===== INFORMATION PROVIDED =====
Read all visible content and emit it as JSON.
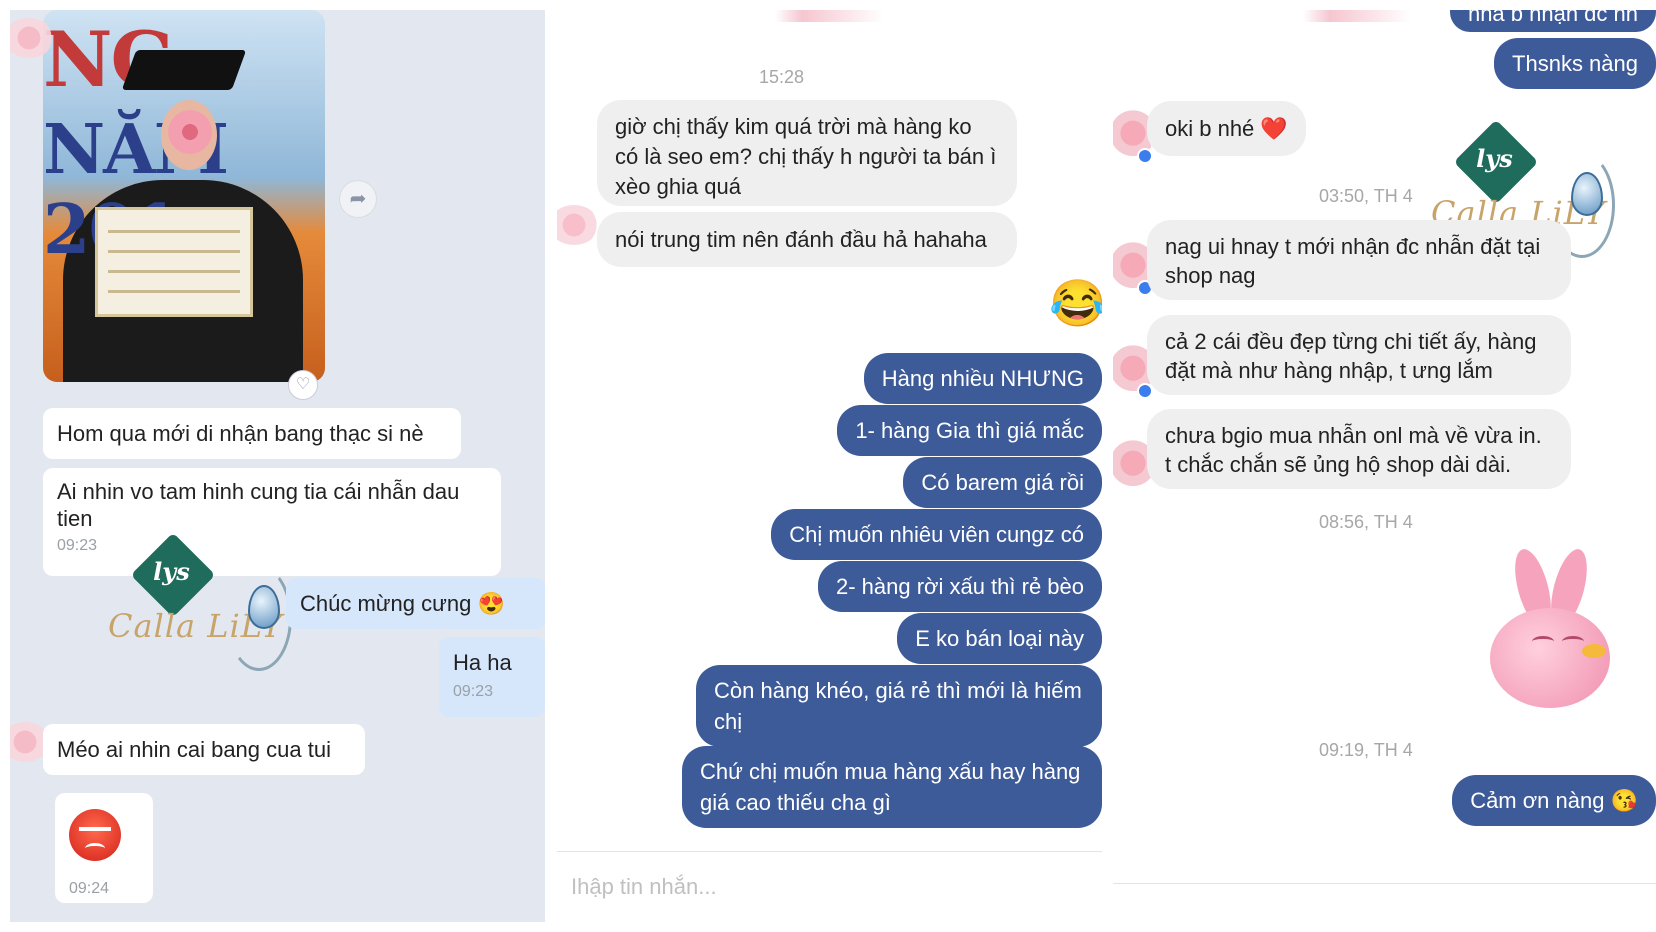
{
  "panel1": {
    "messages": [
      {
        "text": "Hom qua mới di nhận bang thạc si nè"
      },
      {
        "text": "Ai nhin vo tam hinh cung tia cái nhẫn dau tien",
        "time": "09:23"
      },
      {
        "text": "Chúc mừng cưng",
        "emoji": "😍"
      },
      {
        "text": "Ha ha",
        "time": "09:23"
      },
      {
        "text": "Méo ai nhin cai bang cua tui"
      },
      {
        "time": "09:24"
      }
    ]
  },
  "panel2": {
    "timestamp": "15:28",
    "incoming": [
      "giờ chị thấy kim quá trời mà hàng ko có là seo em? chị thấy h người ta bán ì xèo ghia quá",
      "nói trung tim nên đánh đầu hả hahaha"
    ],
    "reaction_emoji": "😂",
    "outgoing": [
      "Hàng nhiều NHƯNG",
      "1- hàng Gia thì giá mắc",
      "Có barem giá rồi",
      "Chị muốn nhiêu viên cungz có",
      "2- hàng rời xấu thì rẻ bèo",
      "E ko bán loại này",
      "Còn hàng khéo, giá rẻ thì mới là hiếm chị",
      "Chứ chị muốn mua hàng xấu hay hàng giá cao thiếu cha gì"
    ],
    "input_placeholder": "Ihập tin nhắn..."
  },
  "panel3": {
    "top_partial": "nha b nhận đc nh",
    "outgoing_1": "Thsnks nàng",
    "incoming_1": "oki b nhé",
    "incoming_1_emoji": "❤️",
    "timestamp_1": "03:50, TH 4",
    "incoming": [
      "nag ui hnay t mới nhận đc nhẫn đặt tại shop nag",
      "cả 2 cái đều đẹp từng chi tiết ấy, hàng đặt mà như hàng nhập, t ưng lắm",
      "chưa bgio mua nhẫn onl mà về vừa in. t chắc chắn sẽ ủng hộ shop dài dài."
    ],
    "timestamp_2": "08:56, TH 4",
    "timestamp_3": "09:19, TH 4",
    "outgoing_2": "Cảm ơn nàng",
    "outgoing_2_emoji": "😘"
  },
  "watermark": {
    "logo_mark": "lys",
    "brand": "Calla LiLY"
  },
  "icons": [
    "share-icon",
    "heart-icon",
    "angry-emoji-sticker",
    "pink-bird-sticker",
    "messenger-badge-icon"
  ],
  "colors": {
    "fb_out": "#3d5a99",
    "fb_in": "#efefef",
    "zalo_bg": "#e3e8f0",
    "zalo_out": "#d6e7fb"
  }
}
=====
===== INFORMATION PROVIDED =====
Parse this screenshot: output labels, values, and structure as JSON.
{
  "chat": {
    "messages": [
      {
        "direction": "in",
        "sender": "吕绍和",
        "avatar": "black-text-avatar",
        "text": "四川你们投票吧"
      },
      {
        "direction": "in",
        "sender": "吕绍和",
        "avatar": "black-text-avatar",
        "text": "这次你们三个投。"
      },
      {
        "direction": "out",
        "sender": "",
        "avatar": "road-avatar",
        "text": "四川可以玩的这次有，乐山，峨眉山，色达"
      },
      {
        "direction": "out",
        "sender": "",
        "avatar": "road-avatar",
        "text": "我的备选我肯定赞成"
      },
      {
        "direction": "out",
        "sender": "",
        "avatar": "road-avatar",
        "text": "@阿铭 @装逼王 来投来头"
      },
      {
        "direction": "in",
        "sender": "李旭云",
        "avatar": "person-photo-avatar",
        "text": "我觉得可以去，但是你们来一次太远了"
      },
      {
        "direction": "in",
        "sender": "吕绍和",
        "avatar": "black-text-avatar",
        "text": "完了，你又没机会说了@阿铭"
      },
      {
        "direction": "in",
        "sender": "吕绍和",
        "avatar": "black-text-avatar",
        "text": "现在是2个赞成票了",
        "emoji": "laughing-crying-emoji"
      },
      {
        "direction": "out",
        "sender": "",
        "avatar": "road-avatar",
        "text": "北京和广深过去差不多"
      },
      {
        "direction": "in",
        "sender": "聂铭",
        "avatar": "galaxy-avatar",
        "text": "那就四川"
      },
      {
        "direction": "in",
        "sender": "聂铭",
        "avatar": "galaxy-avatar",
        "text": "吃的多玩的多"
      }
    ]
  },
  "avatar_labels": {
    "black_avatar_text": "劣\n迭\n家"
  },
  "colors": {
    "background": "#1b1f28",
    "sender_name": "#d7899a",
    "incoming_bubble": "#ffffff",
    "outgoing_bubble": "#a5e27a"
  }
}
=====
===== INFORMATION PROVIDED =====
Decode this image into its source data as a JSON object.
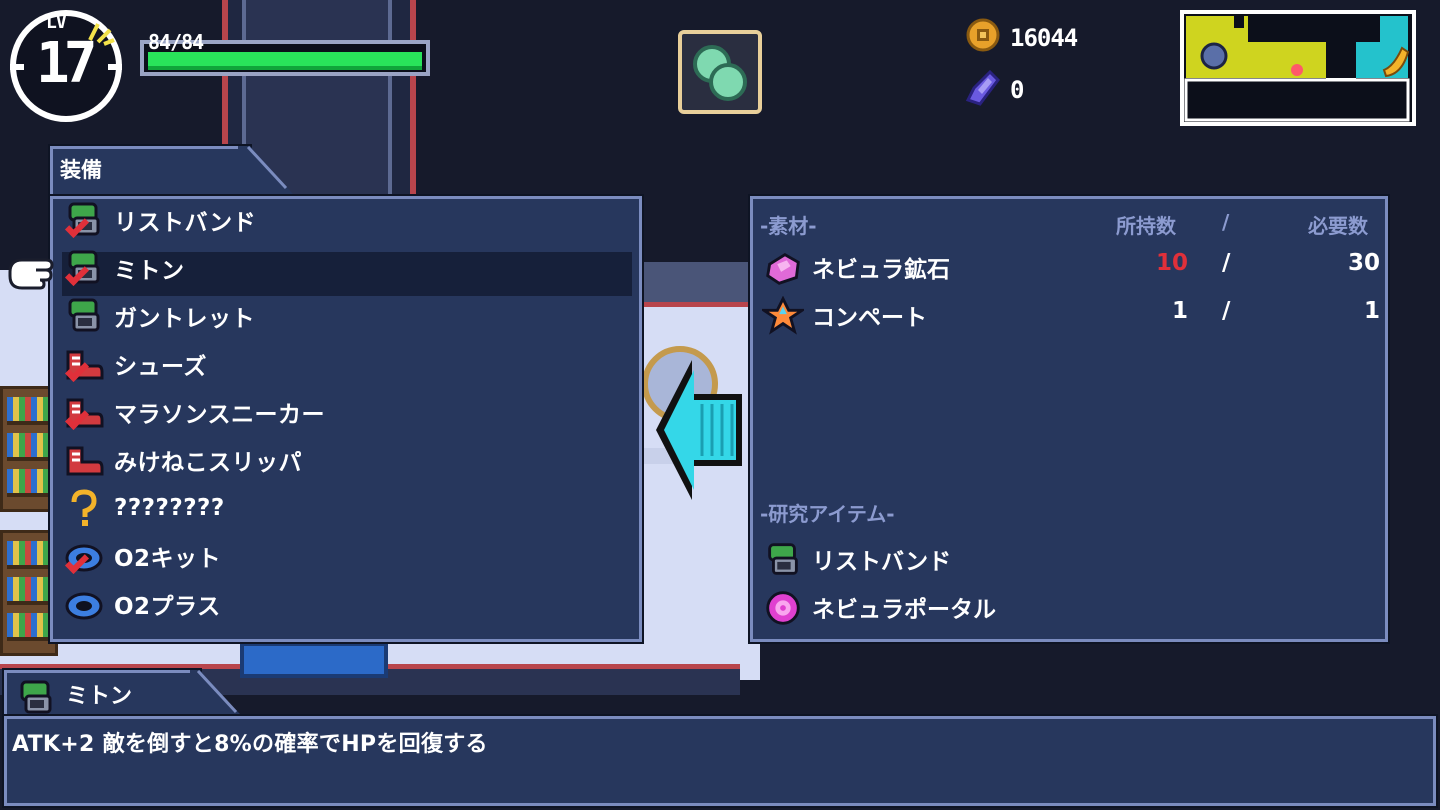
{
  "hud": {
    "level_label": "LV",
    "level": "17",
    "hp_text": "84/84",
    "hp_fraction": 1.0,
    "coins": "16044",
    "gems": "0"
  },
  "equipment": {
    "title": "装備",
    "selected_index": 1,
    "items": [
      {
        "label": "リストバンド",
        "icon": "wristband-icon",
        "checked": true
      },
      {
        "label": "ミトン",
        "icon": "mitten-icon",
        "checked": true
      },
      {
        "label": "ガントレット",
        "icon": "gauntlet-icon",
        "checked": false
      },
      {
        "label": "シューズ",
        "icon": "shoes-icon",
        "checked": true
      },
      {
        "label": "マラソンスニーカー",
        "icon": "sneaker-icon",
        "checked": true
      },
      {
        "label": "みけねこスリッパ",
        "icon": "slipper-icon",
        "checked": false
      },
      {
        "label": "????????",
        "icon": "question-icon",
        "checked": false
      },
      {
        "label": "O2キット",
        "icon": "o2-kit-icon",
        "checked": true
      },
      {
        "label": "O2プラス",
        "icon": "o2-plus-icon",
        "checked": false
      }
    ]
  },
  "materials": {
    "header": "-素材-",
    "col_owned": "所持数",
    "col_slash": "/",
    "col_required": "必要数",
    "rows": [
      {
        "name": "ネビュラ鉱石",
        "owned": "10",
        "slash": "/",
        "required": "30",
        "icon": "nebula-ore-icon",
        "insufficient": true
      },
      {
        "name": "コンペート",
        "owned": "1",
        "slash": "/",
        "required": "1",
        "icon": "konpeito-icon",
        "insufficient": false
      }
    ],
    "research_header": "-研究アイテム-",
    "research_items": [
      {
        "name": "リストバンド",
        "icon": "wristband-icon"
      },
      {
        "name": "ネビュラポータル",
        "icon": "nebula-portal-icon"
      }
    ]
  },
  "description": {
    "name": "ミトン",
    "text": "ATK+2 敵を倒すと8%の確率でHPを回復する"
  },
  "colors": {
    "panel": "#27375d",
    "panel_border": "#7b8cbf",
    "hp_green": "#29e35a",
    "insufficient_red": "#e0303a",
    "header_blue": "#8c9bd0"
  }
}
=====
-- GIVEN REQUEST --
Go through the records and gather the lines that hold "wristband".

-- CORRECT RESPONSE --
        "icon": "wristband-icon",
        "icon": "wristband-icon"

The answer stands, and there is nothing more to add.